>> Start
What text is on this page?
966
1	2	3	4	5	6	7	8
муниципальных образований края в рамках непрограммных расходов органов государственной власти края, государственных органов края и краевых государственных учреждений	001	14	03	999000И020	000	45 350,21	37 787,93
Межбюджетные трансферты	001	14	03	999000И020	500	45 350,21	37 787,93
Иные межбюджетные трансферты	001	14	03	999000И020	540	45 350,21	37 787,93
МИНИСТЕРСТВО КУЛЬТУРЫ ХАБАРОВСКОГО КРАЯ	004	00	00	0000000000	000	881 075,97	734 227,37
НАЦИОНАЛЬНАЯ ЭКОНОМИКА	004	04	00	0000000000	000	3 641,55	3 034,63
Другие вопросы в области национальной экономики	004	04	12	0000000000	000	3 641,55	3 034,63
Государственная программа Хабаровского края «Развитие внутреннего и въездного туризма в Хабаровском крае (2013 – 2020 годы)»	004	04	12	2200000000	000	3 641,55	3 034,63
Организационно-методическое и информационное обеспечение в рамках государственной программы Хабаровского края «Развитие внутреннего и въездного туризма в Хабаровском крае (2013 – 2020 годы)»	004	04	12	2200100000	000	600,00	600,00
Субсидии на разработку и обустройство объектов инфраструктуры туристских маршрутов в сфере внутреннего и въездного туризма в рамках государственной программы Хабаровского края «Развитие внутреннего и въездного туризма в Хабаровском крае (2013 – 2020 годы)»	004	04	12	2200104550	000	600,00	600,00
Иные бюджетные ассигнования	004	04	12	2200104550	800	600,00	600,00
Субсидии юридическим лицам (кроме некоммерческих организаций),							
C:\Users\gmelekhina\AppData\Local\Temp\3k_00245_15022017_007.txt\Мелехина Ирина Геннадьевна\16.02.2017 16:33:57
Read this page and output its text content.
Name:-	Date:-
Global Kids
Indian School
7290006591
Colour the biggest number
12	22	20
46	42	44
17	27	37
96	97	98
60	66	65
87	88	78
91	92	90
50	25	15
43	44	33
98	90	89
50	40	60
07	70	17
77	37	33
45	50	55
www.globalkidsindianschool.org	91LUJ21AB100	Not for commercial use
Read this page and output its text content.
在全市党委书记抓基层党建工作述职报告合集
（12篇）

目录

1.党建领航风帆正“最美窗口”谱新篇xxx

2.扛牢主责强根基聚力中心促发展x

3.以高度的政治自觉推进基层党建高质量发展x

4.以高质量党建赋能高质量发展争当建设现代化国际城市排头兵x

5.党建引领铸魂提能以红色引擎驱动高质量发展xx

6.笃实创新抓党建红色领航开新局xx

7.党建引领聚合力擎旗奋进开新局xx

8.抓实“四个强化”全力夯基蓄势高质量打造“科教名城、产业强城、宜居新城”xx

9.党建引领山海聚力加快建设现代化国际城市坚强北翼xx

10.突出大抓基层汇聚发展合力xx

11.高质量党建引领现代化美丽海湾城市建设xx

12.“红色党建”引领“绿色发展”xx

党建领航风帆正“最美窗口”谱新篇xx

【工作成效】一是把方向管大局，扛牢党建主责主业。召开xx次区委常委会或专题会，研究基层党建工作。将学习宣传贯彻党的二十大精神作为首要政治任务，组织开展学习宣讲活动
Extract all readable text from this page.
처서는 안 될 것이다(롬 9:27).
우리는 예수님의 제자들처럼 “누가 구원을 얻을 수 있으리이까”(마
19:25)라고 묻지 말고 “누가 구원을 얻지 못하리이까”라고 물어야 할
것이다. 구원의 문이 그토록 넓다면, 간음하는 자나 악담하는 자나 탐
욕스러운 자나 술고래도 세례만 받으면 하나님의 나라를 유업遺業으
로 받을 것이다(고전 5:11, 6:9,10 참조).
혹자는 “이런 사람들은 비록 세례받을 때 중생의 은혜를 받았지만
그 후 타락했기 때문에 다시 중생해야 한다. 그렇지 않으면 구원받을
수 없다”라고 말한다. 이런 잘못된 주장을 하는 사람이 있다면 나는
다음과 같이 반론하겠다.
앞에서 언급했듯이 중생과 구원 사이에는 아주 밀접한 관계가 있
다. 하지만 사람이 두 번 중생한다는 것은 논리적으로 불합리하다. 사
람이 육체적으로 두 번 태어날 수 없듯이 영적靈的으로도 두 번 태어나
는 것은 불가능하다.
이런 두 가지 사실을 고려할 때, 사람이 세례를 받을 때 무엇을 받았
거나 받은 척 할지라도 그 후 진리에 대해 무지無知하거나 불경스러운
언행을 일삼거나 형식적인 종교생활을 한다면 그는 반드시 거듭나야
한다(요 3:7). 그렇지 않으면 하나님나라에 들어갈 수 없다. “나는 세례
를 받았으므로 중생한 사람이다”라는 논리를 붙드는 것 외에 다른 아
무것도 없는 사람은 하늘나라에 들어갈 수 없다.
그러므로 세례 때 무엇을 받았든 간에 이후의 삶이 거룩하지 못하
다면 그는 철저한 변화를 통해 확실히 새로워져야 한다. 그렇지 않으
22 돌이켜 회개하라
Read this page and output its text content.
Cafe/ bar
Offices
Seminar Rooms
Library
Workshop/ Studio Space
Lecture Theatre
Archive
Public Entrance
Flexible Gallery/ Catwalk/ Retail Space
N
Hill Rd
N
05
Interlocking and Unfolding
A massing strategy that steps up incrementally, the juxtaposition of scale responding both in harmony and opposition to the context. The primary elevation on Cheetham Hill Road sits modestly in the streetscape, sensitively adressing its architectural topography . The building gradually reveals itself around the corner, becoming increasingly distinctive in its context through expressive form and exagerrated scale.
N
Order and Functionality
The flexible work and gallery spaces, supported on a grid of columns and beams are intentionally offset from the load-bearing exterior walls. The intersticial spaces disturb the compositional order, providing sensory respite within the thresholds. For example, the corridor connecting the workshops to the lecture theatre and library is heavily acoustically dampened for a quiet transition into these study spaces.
>> End
* **What you need to do**
From the records above, extract everything verbatim.

* **Exercise output**
What text is on this page?
966
1	2	3	4	5	6	7	8
муниципальных образований края в рамках непрограммных расходов органов государственной власти края, государственных органов края и краевых государственных учреждений	001	14	03	999000И020	000	45 350,21	37 787,93
Межбюджетные трансферты	001	14	03	999000И020	500	45 350,21	37 787,93
Иные межбюджетные трансферты	001	14	03	999000И020	540	45 350,21	37 787,93
МИНИСТЕРСТВО КУЛЬТУРЫ ХАБАРОВСКОГО КРАЯ	004	00	00	0000000000	000	881 075,97	734 227,37
НАЦИОНАЛЬНАЯ ЭКОНОМИКА	004	04	00	0000000000	000	3 641,55	3 034,63
Другие вопросы в области национальной экономики	004	04	12	0000000000	000	3 641,55	3 034,63
Государственная программа Хабаровского края «Развитие внутреннего и въездного туризма в Хабаровском крае (2013 – 2020 годы)»	004	04	12	2200000000	000	3 641,55	3 034,63
Организационно-методическое и информационное обеспечение в рамках государственной программы Хабаровского края «Развитие внутреннего и въездного туризма в Хабаровском крае (2013 – 2020 годы)»	004	04	12	2200100000	000	600,00	600,00
Субсидии на разработку и обустройство объектов инфраструктуры туристских маршрутов в сфере внутреннего и въездного туризма в рамках государственной программы Хабаровского края «Развитие внутреннего и въездного туризма в Хабаровском крае (2013 – 2020 годы)»	004	04	12	2200104550	000	600,00	600,00
Иные бюджетные ассигнования	004	04	12	2200104550	800	600,00	600,00
Субсидии юридическим лицам (кроме некоммерческих организаций),							
C:\Users\gmelekhina\AppData\Local\Temp\3k_00245_15022017_007.txt\Мелехина Ирина Геннадьевна\16.02.2017 16:33:57
Read this page and output its text content.
Name:-	Date:-
Global Kids
Indian School
7290006591
Colour the biggest number
12	22	20
46	42	44
17	27	37
96	97	98
60	66	65
87	88	78
91	92	90
50	25	15
43	44	33
98	90	89
50	40	60
07	70	17
77	37	33
45	50	55
www.globalkidsindianschool.org	91LUJ21AB100	Not for commercial use
Read this page and output its text content.
在全市党委书记抓基层党建工作述职报告合集
（12篇）

目录

1.党建领航风帆正“最美窗口”谱新篇xxx

2.扛牢主责强根基聚力中心促发展x

3.以高度的政治自觉推进基层党建高质量发展x

4.以高质量党建赋能高质量发展争当建设现代化国际城市排头兵x

5.党建引领铸魂提能以红色引擎驱动高质量发展xx

6.笃实创新抓党建红色领航开新局xx

7.党建引领聚合力擎旗奋进开新局xx

8.抓实“四个强化”全力夯基蓄势高质量打造“科教名城、产业强城、宜居新城”xx

9.党建引领山海聚力加快建设现代化国际城市坚强北翼xx

10.突出大抓基层汇聚发展合力xx

11.高质量党建引领现代化美丽海湾城市建设xx

12.“红色党建”引领“绿色发展”xx

党建领航风帆正“最美窗口”谱新篇xx

【工作成效】一是把方向管大局，扛牢党建主责主业。召开xx次区委常委会或专题会，研究基层党建工作。将学习宣传贯彻党的二十大精神作为首要政治任务，组织开展学习宣讲活动
Extract all readable text from this page.
처서는 안 될 것이다(롬 9:27).
우리는 예수님의 제자들처럼 “누가 구원을 얻을 수 있으리이까”(마
19:25)라고 묻지 말고 “누가 구원을 얻지 못하리이까”라고 물어야 할
것이다. 구원의 문이 그토록 넓다면, 간음하는 자나 악담하는 자나 탐
욕스러운 자나 술고래도 세례만 받으면 하나님의 나라를 유업遺業으
로 받을 것이다(고전 5:11, 6:9,10 참조).
혹자는 “이런 사람들은 비록 세례받을 때 중생의 은혜를 받았지만
그 후 타락했기 때문에 다시 중생해야 한다. 그렇지 않으면 구원받을
수 없다”라고 말한다. 이런 잘못된 주장을 하는 사람이 있다면 나는
다음과 같이 반론하겠다.
앞에서 언급했듯이 중생과 구원 사이에는 아주 밀접한 관계가 있
다. 하지만 사람이 두 번 중생한다는 것은 논리적으로 불합리하다. 사
람이 육체적으로 두 번 태어날 수 없듯이 영적靈的으로도 두 번 태어나
는 것은 불가능하다.
이런 두 가지 사실을 고려할 때, 사람이 세례를 받을 때 무엇을 받았
거나 받은 척 할지라도 그 후 진리에 대해 무지無知하거나 불경스러운
언행을 일삼거나 형식적인 종교생활을 한다면 그는 반드시 거듭나야
한다(요 3:7). 그렇지 않으면 하나님나라에 들어갈 수 없다. “나는 세례
를 받았으므로 중생한 사람이다”라는 논리를 붙드는 것 외에 다른 아
무것도 없는 사람은 하늘나라에 들어갈 수 없다.
그러므로 세례 때 무엇을 받았든 간에 이후의 삶이 거룩하지 못하
다면 그는 철저한 변화를 통해 확실히 새로워져야 한다. 그렇지 않으
22 돌이켜 회개하라
Read this page and output its text content.
Cafe/ bar
Offices
Seminar Rooms
Library
Workshop/ Studio Space
Lecture Theatre
Archive
Public Entrance
Flexible Gallery/ Catwalk/ Retail Space
N
Hill Rd
N
05
Interlocking and Unfolding
A massing strategy that steps up incrementally, the juxtaposition of scale responding both in harmony and opposition to the context. The primary elevation on Cheetham Hill Road sits modestly in the streetscape, sensitively adressing its architectural topography . The building gradually reveals itself around the corner, becoming increasingly distinctive in its context through expressive form and exagerrated scale.
N
Order and Functionality
The flexible work and gallery spaces, supported on a grid of columns and beams are intentionally offset from the load-bearing exterior walls. The intersticial spaces disturb the compositional order, providing sensory respite within the thresholds. For example, the corridor connecting the workshops to the lecture theatre and library is heavily acoustically dampened for a quiet transition into these study spaces.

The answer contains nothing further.